Tally every line of the material that includes "final", then give the tally and nothing else.
━━━
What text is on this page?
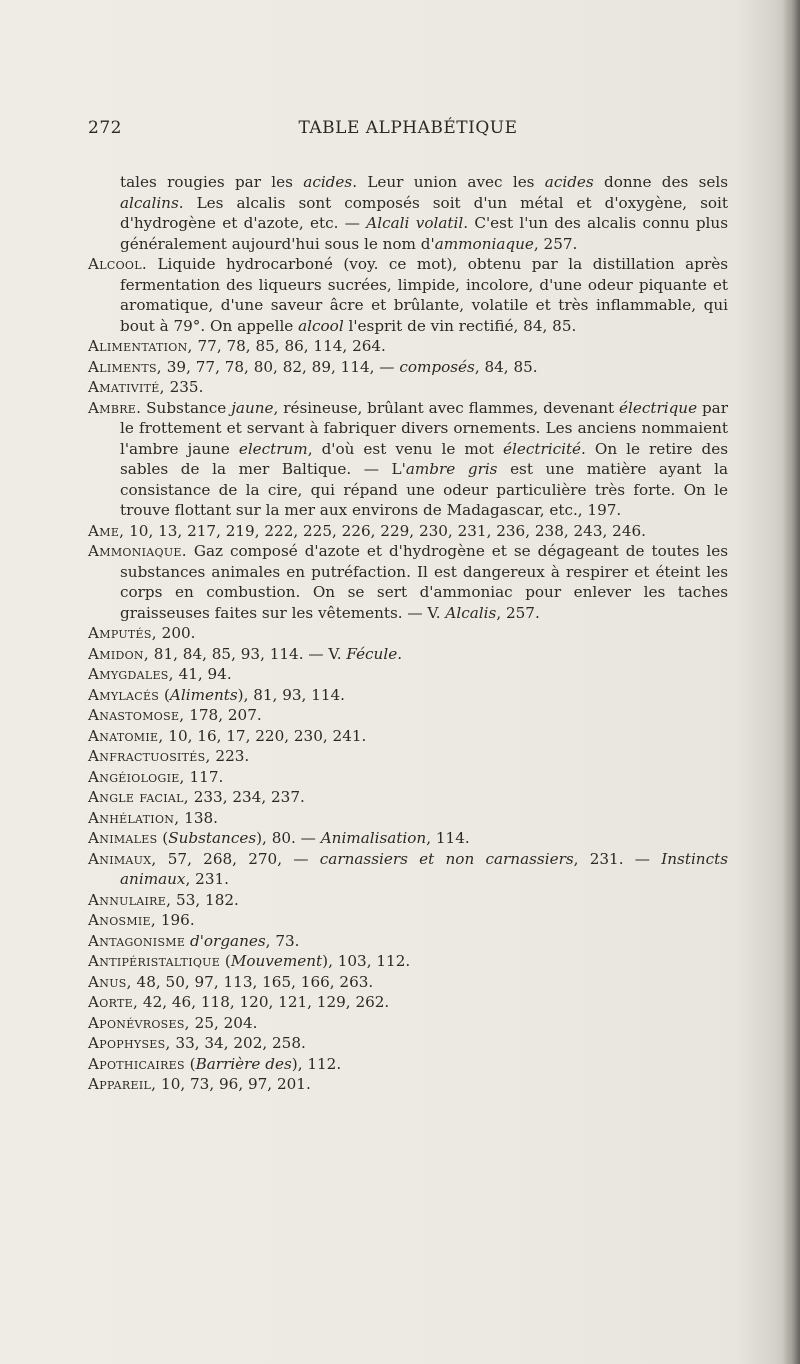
272	TABLE ALPHABÉTIQUE

tales rougies par les acides. Leur union avec les acides donne des sels alcalins. Les alcalis sont composés soit d'un métal et d'oxygène, soit d'hydrogène et d'azote, etc. — Alcali volatil. C'est l'un des alcalis connu plus généralement aujourd'hui sous le nom d'ammoniaque, 257.

Alcool. Liquide hydrocarboné (voy. ce mot), obtenu par la distillation après fermentation des liqueurs sucrées, limpide, incolore, d'une odeur piquante et aromatique, d'une saveur âcre et brûlante, volatile et très inflammable, qui bout à 79°. On appelle alcool l'esprit de vin rectifié, 84, 85.

Alimentation, 77, 78, 85, 86, 114, 264.

Aliments, 39, 77, 78, 80, 82, 89, 114, — composés, 84, 85.

Amativité, 235.

Ambre. Substance jaune, résineuse, brûlant avec flammes, devenant électrique par le frottement et servant à fabriquer divers ornements. Les anciens nommaient l'ambre jaune electrum, d'où est venu le mot électricité. On le retire des sables de la mer Baltique. — L'ambre gris est une matière ayant la consistance de la cire, qui répand une odeur particulière très forte. On le trouve flottant sur la mer aux environs de Madagascar, etc., 197.

Ame, 10, 13, 217, 219, 222, 225, 226, 229, 230, 231, 236, 238, 243, 246.

Ammoniaque. Gaz composé d'azote et d'hydrogène et se dégageant de toutes les substances animales en putréfaction. Il est dangereux à respirer et éteint les corps en combustion. On se sert d'ammoniac pour enlever les taches graisseuses faites sur les vêtements. — V. Alcalis, 257.

Amputés, 200.

Amidon, 81, 84, 85, 93, 114. — V. Fécule.

Amygdales, 41, 94.

Amylacés (Aliments), 81, 93, 114.

Anastomose, 178, 207.

Anatomie, 10, 16, 17, 220, 230, 241.

Anfractuosités, 223.

Angéiologie, 117.

Angle facial, 233, 234, 237.

Anhélation, 138.

Animales (Substances), 80. — Animalisation, 114.

Animaux, 57, 268, 270, — carnassiers et non carnassiers, 231. — Instincts animaux, 231.

Annulaire, 53, 182.

Anosmie, 196.

Antagonisme d'organes, 73.

Antipéristaltique (Mouvement), 103, 112.

Anus, 48, 50, 97, 113, 165, 166, 263.

Aorte, 42, 46, 118, 120, 121, 129, 262.

Aponévroses, 25, 204.

Apophyses, 33, 34, 202, 258.

Apothicaires (Barrière des), 112.

Appareil, 10, 73, 96, 97, 201.
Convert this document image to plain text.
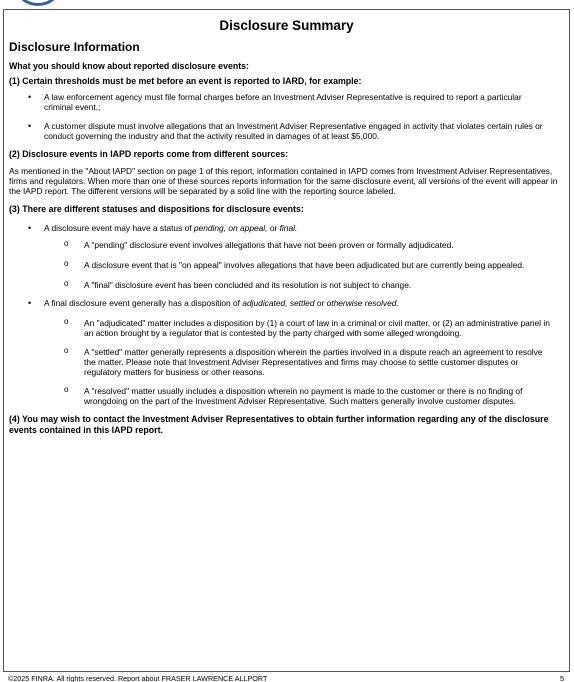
Disclosure Summary
Disclosure Information
What you should know about reported disclosure events:
(1) Certain thresholds must be met before an event is reported to IARD, for example:
• A law enforcement agency must file formal charges before an Investment Adviser Representative is required to report a particular criminal event.;
• A customer dispute must involve allegations that an Investment Adviser Representative engaged in activity that violates certain rules or conduct governing the industry and that the activity resulted in damages of at least $5,000.
(2) Disclosure events in IAPD reports come from different sources:
As mentioned in the "About IAPD" section on page 1 of this report, information contained in IAPD comes from Investment Adviser Representatives, firms and regulators. When more than one of these sources reports information for the same disclosure event, all versions of the event will appear in the IAPD report. The different versions will be separated by a solid line with the reporting source labeled.
(3) There are different statuses and dispositions for disclosure events:
• A disclosure event may have a status of pending, on appeal, or final.
o A "pending" disclosure event involves allegations that have not been proven or formally adjudicated.
o A disclosure event that is "on appeal" involves allegations that have been adjudicated but are currently being appealed.
o A "final" disclosure event has been concluded and its resolution is not subject to change.
• A final disclosure event generally has a disposition of adjudicated, settled or otherwise resolved.
o An "adjudicated" matter includes a disposition by (1) a court of law in a criminal or civil matter, or (2) an administrative panel in an action brought by a regulator that is contested by the party charged with some alleged wrongdoing.
o A "settled" matter generally represents a disposition wherein the parties involved in a dispute reach an agreement to resolve the matter. Please note that Investment Adviser Representatives and firms may choose to settle customer disputes or regulatory matters for business or other reasons.
o A "resolved" matter usually includes a disposition wherein no payment is made to the customer or there is no finding of wrongdoing on the part of the Investment Adviser Representative. Such matters generally involve customer disputes.
(4) You may wish to contact the Investment Adviser Representatives to obtain further information regarding any of the disclosure events contained in this IAPD report.
©2025 FINRA. All rights reserved. Report about FRASER LAWRENCE ALLPORT	5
━━━
**Answer to the task**: 3